:: DATA ROWS ::

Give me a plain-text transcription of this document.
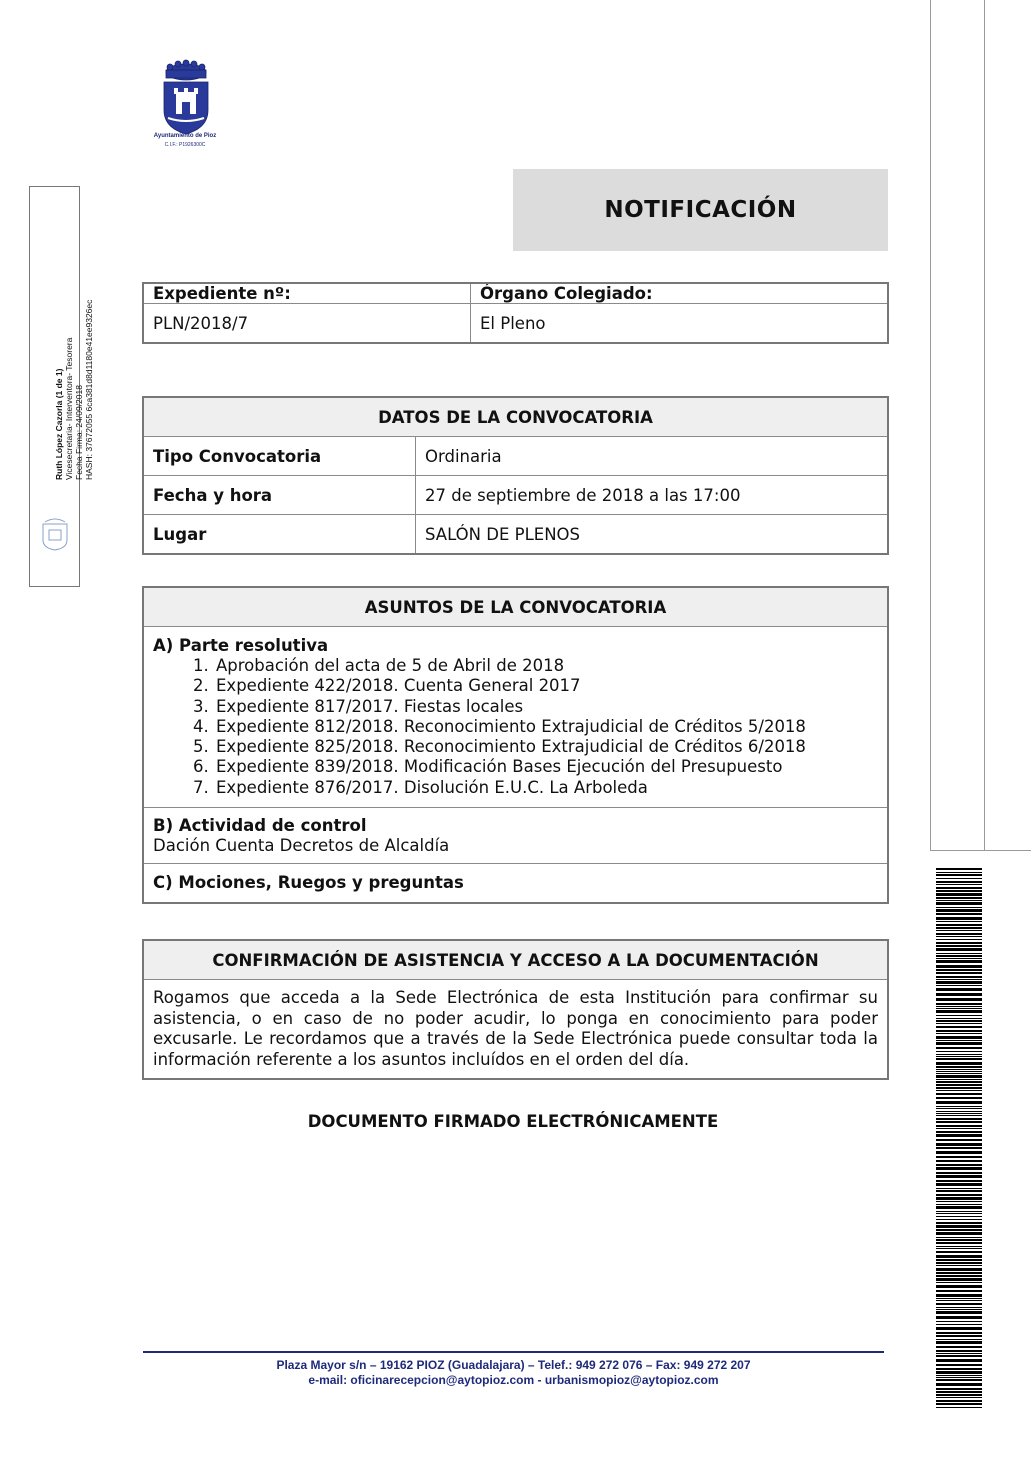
Ayuntamiento de Pioz
C.I.F.: P1926300C
Ruth López Cazorla (1 de 1) Vicesecretaria- Interventora- Tesorera Fecha Firma: 24/09/2018 HASH: 37672055 6ca381d8d1180e41ee9326ec
NOTIFICACIÓN
Expediente nº:	Órgano Colegiado:
PLN/2018/7	El Pleno
DATOS DE LA CONVOCATORIA	
Tipo Convocatoria	Ordinaria
Fecha y hora	27 de septiembre de 2018 a las 17:00
Lugar	SALÓN DE PLENOS
ASUNTOS DE LA CONVOCATORIA

A) Parte resolutiva
1. Aprobación del acta de 5 de Abril de 2018
2. Expediente 422/2018. Cuenta General 2017
3. Expediente 817/2017. Fiestas locales
4. Expediente 812/2018. Reconocimiento Extrajudicial de Créditos 5/2018
5. Expediente 825/2018. Reconocimiento Extrajudicial de Créditos 6/2018
6. Expediente 839/2018. Modificación Bases Ejecución del Presupuesto
7. Expediente 876/2017. Disolución E.U.C. La Arboleda

B) Actividad de control
Dación Cuenta Decretos de Alcaldía

C) Mociones, Ruegos y preguntas
CONFIRMACIÓN DE ASISTENCIA Y ACCESO A LA DOCUMENTACIÓN

Rogamos que acceda a la Sede Electrónica de esta Institución para confirmar su asistencia, o en caso de no poder acudir, lo ponga en conocimiento para poder excusarle. Le recordamos que a través de la Sede Electrónica puede consultar toda la información referente a los asuntos incluídos en el orden del día.
DOCUMENTO FIRMADO ELECTRÓNICAMENTE
Plaza Mayor s/n – 19162 PIOZ (Guadalajara) – Telef.: 949 272 076 – Fax: 949 272 207
e-mail: oficinarecepcion@aytopioz.com - urbanismopioz@aytopioz.com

:::

BRIEF: Copy every record above exactly, leaving out the pictures.

RESPONSE TO THIS EXERCISE:
Give me a plain-text transcription of this document.
Ayuntamiento de Pioz
C.I.F.: P1926300C
Ruth López Cazorla (1 de 1) Vicesecretaria- Interventora- Tesorera Fecha Firma: 24/09/2018 HASH: 37672055 6ca381d8d1180e41ee9326ec
NOTIFICACIÓN
Expediente nº:	Órgano Colegiado:
PLN/2018/7	El Pleno
DATOS DE LA CONVOCATORIA	
Tipo Convocatoria	Ordinaria
Fecha y hora	27 de septiembre de 2018 a las 17:00
Lugar	SALÓN DE PLENOS
ASUNTOS DE LA CONVOCATORIA

A) Parte resolutiva
1. Aprobación del acta de 5 de Abril de 2018
2. Expediente 422/2018. Cuenta General 2017
3. Expediente 817/2017. Fiestas locales
4. Expediente 812/2018. Reconocimiento Extrajudicial de Créditos 5/2018
5. Expediente 825/2018. Reconocimiento Extrajudicial de Créditos 6/2018
6. Expediente 839/2018. Modificación Bases Ejecución del Presupuesto
7. Expediente 876/2017. Disolución E.U.C. La Arboleda

B) Actividad de control
Dación Cuenta Decretos de Alcaldía

C) Mociones, Ruegos y preguntas
CONFIRMACIÓN DE ASISTENCIA Y ACCESO A LA DOCUMENTACIÓN

Rogamos que acceda a la Sede Electrónica de esta Institución para confirmar su asistencia, o en caso de no poder acudir, lo ponga en conocimiento para poder excusarle. Le recordamos que a través de la Sede Electrónica puede consultar toda la información referente a los asuntos incluídos en el orden del día.
DOCUMENTO FIRMADO ELECTRÓNICAMENTE
Plaza Mayor s/n – 19162 PIOZ (Guadalajara) – Telef.: 949 272 076 – Fax: 949 272 207
e-mail: oficinarecepcion@aytopioz.com - urbanismopioz@aytopioz.com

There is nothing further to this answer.